# Given problem:
Copy each line of the records that holds the string "lymphocyte".

# Information shown:
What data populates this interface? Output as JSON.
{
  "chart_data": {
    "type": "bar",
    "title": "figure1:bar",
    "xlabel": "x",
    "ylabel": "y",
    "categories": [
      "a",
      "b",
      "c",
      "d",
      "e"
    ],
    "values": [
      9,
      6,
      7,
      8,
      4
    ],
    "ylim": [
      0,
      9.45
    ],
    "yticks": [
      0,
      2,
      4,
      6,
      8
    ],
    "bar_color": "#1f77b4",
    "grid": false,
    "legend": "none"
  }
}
---
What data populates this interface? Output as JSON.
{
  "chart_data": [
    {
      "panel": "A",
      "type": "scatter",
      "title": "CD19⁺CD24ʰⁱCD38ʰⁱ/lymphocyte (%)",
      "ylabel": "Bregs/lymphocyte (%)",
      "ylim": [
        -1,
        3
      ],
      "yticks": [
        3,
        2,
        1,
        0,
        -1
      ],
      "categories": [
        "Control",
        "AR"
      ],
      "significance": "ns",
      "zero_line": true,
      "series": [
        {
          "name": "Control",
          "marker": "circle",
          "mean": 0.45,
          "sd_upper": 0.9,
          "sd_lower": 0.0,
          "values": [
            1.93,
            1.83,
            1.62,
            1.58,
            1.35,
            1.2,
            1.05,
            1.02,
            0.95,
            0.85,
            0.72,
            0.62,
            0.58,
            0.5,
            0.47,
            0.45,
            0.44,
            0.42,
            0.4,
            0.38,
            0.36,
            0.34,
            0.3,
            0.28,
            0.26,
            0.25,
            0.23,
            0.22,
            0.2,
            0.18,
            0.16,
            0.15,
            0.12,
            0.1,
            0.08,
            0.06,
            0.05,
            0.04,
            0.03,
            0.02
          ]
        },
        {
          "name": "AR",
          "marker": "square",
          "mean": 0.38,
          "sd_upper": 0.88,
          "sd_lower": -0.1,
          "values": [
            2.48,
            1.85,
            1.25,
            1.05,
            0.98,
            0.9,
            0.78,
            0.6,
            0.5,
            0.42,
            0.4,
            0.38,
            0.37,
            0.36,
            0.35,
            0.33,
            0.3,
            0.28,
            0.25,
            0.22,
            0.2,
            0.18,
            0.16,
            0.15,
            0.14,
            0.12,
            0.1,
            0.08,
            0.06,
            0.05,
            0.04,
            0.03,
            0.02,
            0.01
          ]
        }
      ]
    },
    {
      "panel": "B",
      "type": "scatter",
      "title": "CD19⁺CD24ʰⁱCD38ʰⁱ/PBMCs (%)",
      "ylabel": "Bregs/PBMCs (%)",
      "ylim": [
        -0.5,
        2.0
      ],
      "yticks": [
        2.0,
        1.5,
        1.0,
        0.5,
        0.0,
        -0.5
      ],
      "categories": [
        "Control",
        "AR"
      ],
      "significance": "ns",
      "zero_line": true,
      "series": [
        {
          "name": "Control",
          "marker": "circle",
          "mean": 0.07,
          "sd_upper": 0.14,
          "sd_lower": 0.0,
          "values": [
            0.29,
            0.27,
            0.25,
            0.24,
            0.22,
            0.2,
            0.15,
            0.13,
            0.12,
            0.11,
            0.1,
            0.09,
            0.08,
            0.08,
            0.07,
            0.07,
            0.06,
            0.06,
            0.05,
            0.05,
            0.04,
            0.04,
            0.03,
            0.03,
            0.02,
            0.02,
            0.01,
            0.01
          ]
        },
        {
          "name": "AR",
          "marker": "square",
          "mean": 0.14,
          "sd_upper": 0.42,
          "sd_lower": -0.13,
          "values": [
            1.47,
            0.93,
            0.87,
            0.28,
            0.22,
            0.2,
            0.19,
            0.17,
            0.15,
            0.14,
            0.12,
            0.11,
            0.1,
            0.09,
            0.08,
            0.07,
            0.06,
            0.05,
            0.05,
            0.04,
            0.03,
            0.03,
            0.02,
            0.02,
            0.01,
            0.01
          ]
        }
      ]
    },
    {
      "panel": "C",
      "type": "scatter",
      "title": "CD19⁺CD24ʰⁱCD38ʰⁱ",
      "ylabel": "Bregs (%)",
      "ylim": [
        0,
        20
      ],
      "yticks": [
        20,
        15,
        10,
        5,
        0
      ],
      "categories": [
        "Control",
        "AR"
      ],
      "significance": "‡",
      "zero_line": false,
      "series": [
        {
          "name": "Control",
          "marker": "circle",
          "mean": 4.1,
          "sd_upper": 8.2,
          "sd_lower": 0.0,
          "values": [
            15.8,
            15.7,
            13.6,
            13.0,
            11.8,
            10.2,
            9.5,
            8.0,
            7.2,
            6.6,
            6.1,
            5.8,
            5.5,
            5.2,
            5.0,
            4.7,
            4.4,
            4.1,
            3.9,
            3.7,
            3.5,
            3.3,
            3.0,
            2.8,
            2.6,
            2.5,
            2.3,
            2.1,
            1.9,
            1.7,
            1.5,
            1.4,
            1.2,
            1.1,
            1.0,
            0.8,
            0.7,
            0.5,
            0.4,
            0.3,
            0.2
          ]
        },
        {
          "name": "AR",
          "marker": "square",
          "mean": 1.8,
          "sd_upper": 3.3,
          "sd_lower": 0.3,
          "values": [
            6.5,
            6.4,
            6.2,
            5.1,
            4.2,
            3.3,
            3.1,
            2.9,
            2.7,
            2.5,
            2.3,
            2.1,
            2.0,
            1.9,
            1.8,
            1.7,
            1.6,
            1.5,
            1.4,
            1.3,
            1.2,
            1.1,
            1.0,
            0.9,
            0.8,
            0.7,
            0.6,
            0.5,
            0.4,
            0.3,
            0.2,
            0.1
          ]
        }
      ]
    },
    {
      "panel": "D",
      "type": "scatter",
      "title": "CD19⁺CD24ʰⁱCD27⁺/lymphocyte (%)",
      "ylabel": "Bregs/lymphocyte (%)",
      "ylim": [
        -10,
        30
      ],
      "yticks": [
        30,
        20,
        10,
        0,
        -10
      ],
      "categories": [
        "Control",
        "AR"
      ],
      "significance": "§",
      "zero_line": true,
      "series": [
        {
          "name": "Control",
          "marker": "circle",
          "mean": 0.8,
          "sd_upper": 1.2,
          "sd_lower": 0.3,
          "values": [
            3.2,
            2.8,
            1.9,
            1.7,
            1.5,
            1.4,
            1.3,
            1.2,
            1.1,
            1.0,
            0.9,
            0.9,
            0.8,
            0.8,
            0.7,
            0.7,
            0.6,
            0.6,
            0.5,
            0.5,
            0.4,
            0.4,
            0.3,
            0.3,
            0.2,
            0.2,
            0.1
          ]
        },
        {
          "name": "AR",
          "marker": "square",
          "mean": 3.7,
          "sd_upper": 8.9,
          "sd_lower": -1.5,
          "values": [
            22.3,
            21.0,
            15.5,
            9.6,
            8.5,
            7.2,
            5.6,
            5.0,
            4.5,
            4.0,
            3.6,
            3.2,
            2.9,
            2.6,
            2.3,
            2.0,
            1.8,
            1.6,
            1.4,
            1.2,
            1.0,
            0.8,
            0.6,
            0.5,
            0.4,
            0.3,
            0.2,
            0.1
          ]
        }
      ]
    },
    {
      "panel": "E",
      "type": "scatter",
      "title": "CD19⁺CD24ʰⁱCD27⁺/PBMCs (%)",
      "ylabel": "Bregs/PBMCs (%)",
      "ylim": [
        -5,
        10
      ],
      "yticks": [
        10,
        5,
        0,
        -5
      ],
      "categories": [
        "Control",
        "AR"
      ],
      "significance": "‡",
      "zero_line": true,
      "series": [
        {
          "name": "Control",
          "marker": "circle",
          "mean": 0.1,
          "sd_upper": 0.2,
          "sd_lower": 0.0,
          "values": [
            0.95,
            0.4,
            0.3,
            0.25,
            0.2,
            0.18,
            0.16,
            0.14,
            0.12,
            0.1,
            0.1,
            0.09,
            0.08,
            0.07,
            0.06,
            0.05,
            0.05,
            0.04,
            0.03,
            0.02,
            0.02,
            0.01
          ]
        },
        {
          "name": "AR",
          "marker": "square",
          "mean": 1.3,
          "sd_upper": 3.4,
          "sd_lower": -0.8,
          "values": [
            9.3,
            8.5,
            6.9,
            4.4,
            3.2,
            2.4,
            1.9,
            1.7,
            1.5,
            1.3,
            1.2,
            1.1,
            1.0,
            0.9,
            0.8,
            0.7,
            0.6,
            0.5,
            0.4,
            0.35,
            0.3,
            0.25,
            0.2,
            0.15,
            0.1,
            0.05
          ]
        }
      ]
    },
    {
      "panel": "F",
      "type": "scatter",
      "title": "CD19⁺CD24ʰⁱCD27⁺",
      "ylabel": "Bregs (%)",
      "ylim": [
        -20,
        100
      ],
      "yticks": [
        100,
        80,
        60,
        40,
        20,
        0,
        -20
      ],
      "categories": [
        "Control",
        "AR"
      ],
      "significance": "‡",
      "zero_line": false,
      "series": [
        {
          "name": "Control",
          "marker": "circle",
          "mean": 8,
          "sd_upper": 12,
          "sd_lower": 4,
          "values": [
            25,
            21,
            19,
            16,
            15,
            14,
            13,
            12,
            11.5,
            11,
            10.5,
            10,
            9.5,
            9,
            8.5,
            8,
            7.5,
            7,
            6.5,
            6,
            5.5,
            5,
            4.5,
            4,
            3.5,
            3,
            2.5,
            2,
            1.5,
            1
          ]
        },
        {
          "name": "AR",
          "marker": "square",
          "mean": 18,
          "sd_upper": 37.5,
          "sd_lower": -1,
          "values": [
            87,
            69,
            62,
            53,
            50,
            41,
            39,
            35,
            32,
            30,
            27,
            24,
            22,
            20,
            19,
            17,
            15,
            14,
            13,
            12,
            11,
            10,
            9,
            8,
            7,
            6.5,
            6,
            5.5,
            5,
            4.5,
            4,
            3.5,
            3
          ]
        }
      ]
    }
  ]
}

# The output:
      "title": "CD19⁺CD24ʰⁱCD38ʰⁱ/lymphocyte (%)",
      "ylabel": "Bregs/lymphocyte (%)",
      "title": "CD19⁺CD24ʰⁱCD27⁺/lymphocyte (%)",
      "ylabel": "Bregs/lymphocyte (%)",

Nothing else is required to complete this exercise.